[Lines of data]
__________________________________________________
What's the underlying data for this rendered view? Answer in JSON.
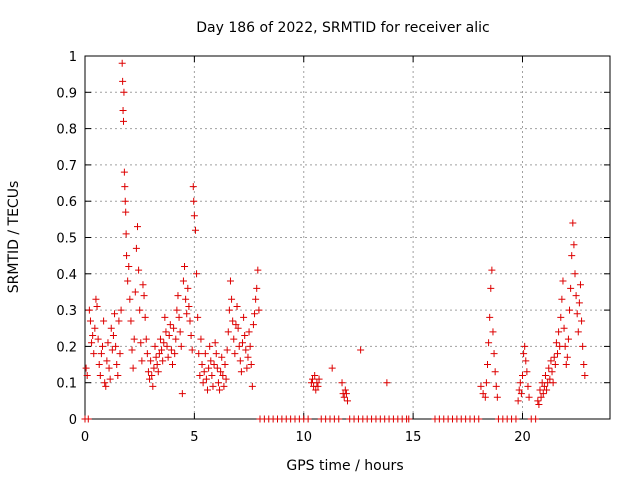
{
  "chart_data": {
    "type": "scatter",
    "title": "Day 186 of 2022, SRMTID for receiver alic",
    "xlabel": "GPS time / hours",
    "ylabel": "SRMTID / TECUs",
    "xlim": [
      0,
      24
    ],
    "ylim": [
      0,
      1
    ],
    "xticks": [
      0,
      5,
      10,
      15,
      20
    ],
    "xtick_labels": [
      "0",
      "5",
      "10",
      "15",
      "20"
    ],
    "yticks": [
      0,
      0.1,
      0.2,
      0.3,
      0.4,
      0.5,
      0.6,
      0.7,
      0.8,
      0.9,
      1
    ],
    "ytick_labels": [
      "0",
      "0.1",
      "0.2",
      "0.3",
      "0.4",
      "0.5",
      "0.6",
      "0.7",
      "0.8",
      "0.9",
      "1"
    ],
    "grid": true,
    "marker": "+",
    "color": "#dd0000",
    "series": [
      {
        "name": "SRMTID",
        "points": [
          [
            0.0,
            0.0
          ],
          [
            0.05,
            0.14
          ],
          [
            0.1,
            0.12
          ],
          [
            0.15,
            0.0
          ],
          [
            0.2,
            0.3
          ],
          [
            0.25,
            0.27
          ],
          [
            0.3,
            0.21
          ],
          [
            0.35,
            0.23
          ],
          [
            0.4,
            0.18
          ],
          [
            0.45,
            0.25
          ],
          [
            0.5,
            0.33
          ],
          [
            0.55,
            0.31
          ],
          [
            0.6,
            0.22
          ],
          [
            0.65,
            0.15
          ],
          [
            0.7,
            0.12
          ],
          [
            0.75,
            0.18
          ],
          [
            0.8,
            0.2
          ],
          [
            0.85,
            0.27
          ],
          [
            0.9,
            0.1
          ],
          [
            0.95,
            0.09
          ],
          [
            1.0,
            0.16
          ],
          [
            1.05,
            0.21
          ],
          [
            1.1,
            0.14
          ],
          [
            1.15,
            0.11
          ],
          [
            1.2,
            0.25
          ],
          [
            1.25,
            0.19
          ],
          [
            1.3,
            0.23
          ],
          [
            1.35,
            0.29
          ],
          [
            1.4,
            0.2
          ],
          [
            1.45,
            0.15
          ],
          [
            1.5,
            0.12
          ],
          [
            1.55,
            0.27
          ],
          [
            1.6,
            0.18
          ],
          [
            1.65,
            0.3
          ],
          [
            1.7,
            0.98
          ],
          [
            1.72,
            0.93
          ],
          [
            1.74,
            0.85
          ],
          [
            1.76,
            0.82
          ],
          [
            1.78,
            0.9
          ],
          [
            1.8,
            0.68
          ],
          [
            1.82,
            0.64
          ],
          [
            1.84,
            0.6
          ],
          [
            1.86,
            0.57
          ],
          [
            1.88,
            0.51
          ],
          [
            1.9,
            0.45
          ],
          [
            1.95,
            0.38
          ],
          [
            2.0,
            0.42
          ],
          [
            2.05,
            0.33
          ],
          [
            2.1,
            0.27
          ],
          [
            2.15,
            0.19
          ],
          [
            2.2,
            0.14
          ],
          [
            2.25,
            0.22
          ],
          [
            2.3,
            0.35
          ],
          [
            2.35,
            0.47
          ],
          [
            2.4,
            0.53
          ],
          [
            2.45,
            0.41
          ],
          [
            2.5,
            0.3
          ],
          [
            2.55,
            0.21
          ],
          [
            2.6,
            0.16
          ],
          [
            2.65,
            0.37
          ],
          [
            2.7,
            0.34
          ],
          [
            2.75,
            0.28
          ],
          [
            2.8,
            0.22
          ],
          [
            2.85,
            0.18
          ],
          [
            2.9,
            0.13
          ],
          [
            2.95,
            0.11
          ],
          [
            3.0,
            0.16
          ],
          [
            3.05,
            0.12
          ],
          [
            3.1,
            0.09
          ],
          [
            3.15,
            0.14
          ],
          [
            3.2,
            0.2
          ],
          [
            3.25,
            0.17
          ],
          [
            3.3,
            0.15
          ],
          [
            3.35,
            0.13
          ],
          [
            3.4,
            0.18
          ],
          [
            3.45,
            0.22
          ],
          [
            3.5,
            0.19
          ],
          [
            3.55,
            0.16
          ],
          [
            3.6,
            0.21
          ],
          [
            3.65,
            0.28
          ],
          [
            3.7,
            0.24
          ],
          [
            3.75,
            0.2
          ],
          [
            3.8,
            0.17
          ],
          [
            3.85,
            0.23
          ],
          [
            3.9,
            0.26
          ],
          [
            3.95,
            0.19
          ],
          [
            4.0,
            0.15
          ],
          [
            4.05,
            0.25
          ],
          [
            4.1,
            0.18
          ],
          [
            4.15,
            0.22
          ],
          [
            4.2,
            0.3
          ],
          [
            4.25,
            0.34
          ],
          [
            4.3,
            0.28
          ],
          [
            4.35,
            0.24
          ],
          [
            4.4,
            0.2
          ],
          [
            4.45,
            0.07
          ],
          [
            4.5,
            0.38
          ],
          [
            4.55,
            0.42
          ],
          [
            4.6,
            0.33
          ],
          [
            4.65,
            0.29
          ],
          [
            4.7,
            0.36
          ],
          [
            4.75,
            0.31
          ],
          [
            4.8,
            0.27
          ],
          [
            4.85,
            0.23
          ],
          [
            4.9,
            0.19
          ],
          [
            4.95,
            0.64
          ],
          [
            4.97,
            0.6
          ],
          [
            5.0,
            0.56
          ],
          [
            5.05,
            0.52
          ],
          [
            5.1,
            0.4
          ],
          [
            5.15,
            0.28
          ],
          [
            5.2,
            0.18
          ],
          [
            5.25,
            0.12
          ],
          [
            5.3,
            0.22
          ],
          [
            5.35,
            0.15
          ],
          [
            5.4,
            0.1
          ],
          [
            5.45,
            0.13
          ],
          [
            5.5,
            0.18
          ],
          [
            5.55,
            0.11
          ],
          [
            5.6,
            0.08
          ],
          [
            5.65,
            0.14
          ],
          [
            5.7,
            0.2
          ],
          [
            5.75,
            0.16
          ],
          [
            5.8,
            0.12
          ],
          [
            5.85,
            0.09
          ],
          [
            5.9,
            0.15
          ],
          [
            5.95,
            0.21
          ],
          [
            6.0,
            0.18
          ],
          [
            6.05,
            0.14
          ],
          [
            6.1,
            0.1
          ],
          [
            6.15,
            0.08
          ],
          [
            6.2,
            0.13
          ],
          [
            6.25,
            0.17
          ],
          [
            6.3,
            0.12
          ],
          [
            6.35,
            0.09
          ],
          [
            6.4,
            0.15
          ],
          [
            6.45,
            0.11
          ],
          [
            6.5,
            0.19
          ],
          [
            6.55,
            0.24
          ],
          [
            6.6,
            0.3
          ],
          [
            6.65,
            0.38
          ],
          [
            6.7,
            0.33
          ],
          [
            6.75,
            0.27
          ],
          [
            6.8,
            0.22
          ],
          [
            6.85,
            0.18
          ],
          [
            6.9,
            0.26
          ],
          [
            6.95,
            0.31
          ],
          [
            7.0,
            0.25
          ],
          [
            7.05,
            0.2
          ],
          [
            7.1,
            0.16
          ],
          [
            7.15,
            0.13
          ],
          [
            7.2,
            0.21
          ],
          [
            7.25,
            0.28
          ],
          [
            7.3,
            0.23
          ],
          [
            7.35,
            0.19
          ],
          [
            7.4,
            0.14
          ],
          [
            7.45,
            0.17
          ],
          [
            7.5,
            0.24
          ],
          [
            7.55,
            0.2
          ],
          [
            7.6,
            0.15
          ],
          [
            7.65,
            0.09
          ],
          [
            7.7,
            0.26
          ],
          [
            7.75,
            0.29
          ],
          [
            7.8,
            0.33
          ],
          [
            7.85,
            0.36
          ],
          [
            7.9,
            0.41
          ],
          [
            7.95,
            0.3
          ],
          [
            8.0,
            0.0
          ],
          [
            8.2,
            0.0
          ],
          [
            8.4,
            0.0
          ],
          [
            8.6,
            0.0
          ],
          [
            8.8,
            0.0
          ],
          [
            9.0,
            0.0
          ],
          [
            9.2,
            0.0
          ],
          [
            9.4,
            0.0
          ],
          [
            9.6,
            0.0
          ],
          [
            9.8,
            0.0
          ],
          [
            10.0,
            0.0
          ],
          [
            10.2,
            0.0
          ],
          [
            10.35,
            0.1
          ],
          [
            10.4,
            0.11
          ],
          [
            10.45,
            0.09
          ],
          [
            10.5,
            0.12
          ],
          [
            10.55,
            0.08
          ],
          [
            10.6,
            0.1
          ],
          [
            10.65,
            0.09
          ],
          [
            10.7,
            0.11
          ],
          [
            10.8,
            0.0
          ],
          [
            11.0,
            0.0
          ],
          [
            11.2,
            0.0
          ],
          [
            11.3,
            0.14
          ],
          [
            11.4,
            0.0
          ],
          [
            11.6,
            0.0
          ],
          [
            11.75,
            0.1
          ],
          [
            11.8,
            0.07
          ],
          [
            11.85,
            0.06
          ],
          [
            11.9,
            0.08
          ],
          [
            11.95,
            0.07
          ],
          [
            12.0,
            0.05
          ],
          [
            12.1,
            0.0
          ],
          [
            12.3,
            0.0
          ],
          [
            12.5,
            0.0
          ],
          [
            12.6,
            0.19
          ],
          [
            12.7,
            0.0
          ],
          [
            12.9,
            0.0
          ],
          [
            13.1,
            0.0
          ],
          [
            13.3,
            0.0
          ],
          [
            13.5,
            0.0
          ],
          [
            13.7,
            0.0
          ],
          [
            13.8,
            0.1
          ],
          [
            13.9,
            0.0
          ],
          [
            14.1,
            0.0
          ],
          [
            14.3,
            0.0
          ],
          [
            14.5,
            0.0
          ],
          [
            14.7,
            0.0
          ],
          [
            14.8,
            0.0
          ],
          [
            16.0,
            0.0
          ],
          [
            16.2,
            0.0
          ],
          [
            16.4,
            0.0
          ],
          [
            16.6,
            0.0
          ],
          [
            16.8,
            0.0
          ],
          [
            17.0,
            0.0
          ],
          [
            17.2,
            0.0
          ],
          [
            17.4,
            0.0
          ],
          [
            17.6,
            0.0
          ],
          [
            17.8,
            0.0
          ],
          [
            18.0,
            0.0
          ],
          [
            18.1,
            0.09
          ],
          [
            18.2,
            0.07
          ],
          [
            18.3,
            0.06
          ],
          [
            18.35,
            0.1
          ],
          [
            18.4,
            0.15
          ],
          [
            18.45,
            0.21
          ],
          [
            18.5,
            0.28
          ],
          [
            18.55,
            0.36
          ],
          [
            18.6,
            0.41
          ],
          [
            18.65,
            0.24
          ],
          [
            18.7,
            0.18
          ],
          [
            18.75,
            0.13
          ],
          [
            18.8,
            0.09
          ],
          [
            18.85,
            0.06
          ],
          [
            18.9,
            0.0
          ],
          [
            19.1,
            0.0
          ],
          [
            19.3,
            0.0
          ],
          [
            19.5,
            0.0
          ],
          [
            19.7,
            0.0
          ],
          [
            19.8,
            0.05
          ],
          [
            19.85,
            0.08
          ],
          [
            19.9,
            0.1
          ],
          [
            19.95,
            0.07
          ],
          [
            20.0,
            0.12
          ],
          [
            20.05,
            0.18
          ],
          [
            20.1,
            0.2
          ],
          [
            20.15,
            0.16
          ],
          [
            20.2,
            0.13
          ],
          [
            20.25,
            0.09
          ],
          [
            20.3,
            0.06
          ],
          [
            20.4,
            0.0
          ],
          [
            20.6,
            0.0
          ],
          [
            20.7,
            0.05
          ],
          [
            20.75,
            0.04
          ],
          [
            20.8,
            0.08
          ],
          [
            20.85,
            0.06
          ],
          [
            20.9,
            0.1
          ],
          [
            20.95,
            0.07
          ],
          [
            21.0,
            0.09
          ],
          [
            21.05,
            0.12
          ],
          [
            21.1,
            0.08
          ],
          [
            21.15,
            0.1
          ],
          [
            21.2,
            0.14
          ],
          [
            21.25,
            0.11
          ],
          [
            21.3,
            0.16
          ],
          [
            21.35,
            0.13
          ],
          [
            21.4,
            0.1
          ],
          [
            21.45,
            0.17
          ],
          [
            21.5,
            0.15
          ],
          [
            21.55,
            0.21
          ],
          [
            21.6,
            0.18
          ],
          [
            21.65,
            0.24
          ],
          [
            21.7,
            0.2
          ],
          [
            21.75,
            0.28
          ],
          [
            21.8,
            0.33
          ],
          [
            21.85,
            0.38
          ],
          [
            21.9,
            0.25
          ],
          [
            21.95,
            0.2
          ],
          [
            22.0,
            0.15
          ],
          [
            22.05,
            0.17
          ],
          [
            22.1,
            0.22
          ],
          [
            22.15,
            0.3
          ],
          [
            22.2,
            0.36
          ],
          [
            22.25,
            0.45
          ],
          [
            22.3,
            0.54
          ],
          [
            22.35,
            0.48
          ],
          [
            22.4,
            0.4
          ],
          [
            22.45,
            0.34
          ],
          [
            22.5,
            0.29
          ],
          [
            22.55,
            0.24
          ],
          [
            22.6,
            0.32
          ],
          [
            22.65,
            0.37
          ],
          [
            22.7,
            0.27
          ],
          [
            22.75,
            0.2
          ],
          [
            22.8,
            0.15
          ],
          [
            22.85,
            0.12
          ]
        ]
      }
    ]
  }
}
__________________________________________________
> [Task]
Your answer should be a single number: the count of lines in the material above that contain "SRMTID".

> [Answer below]
3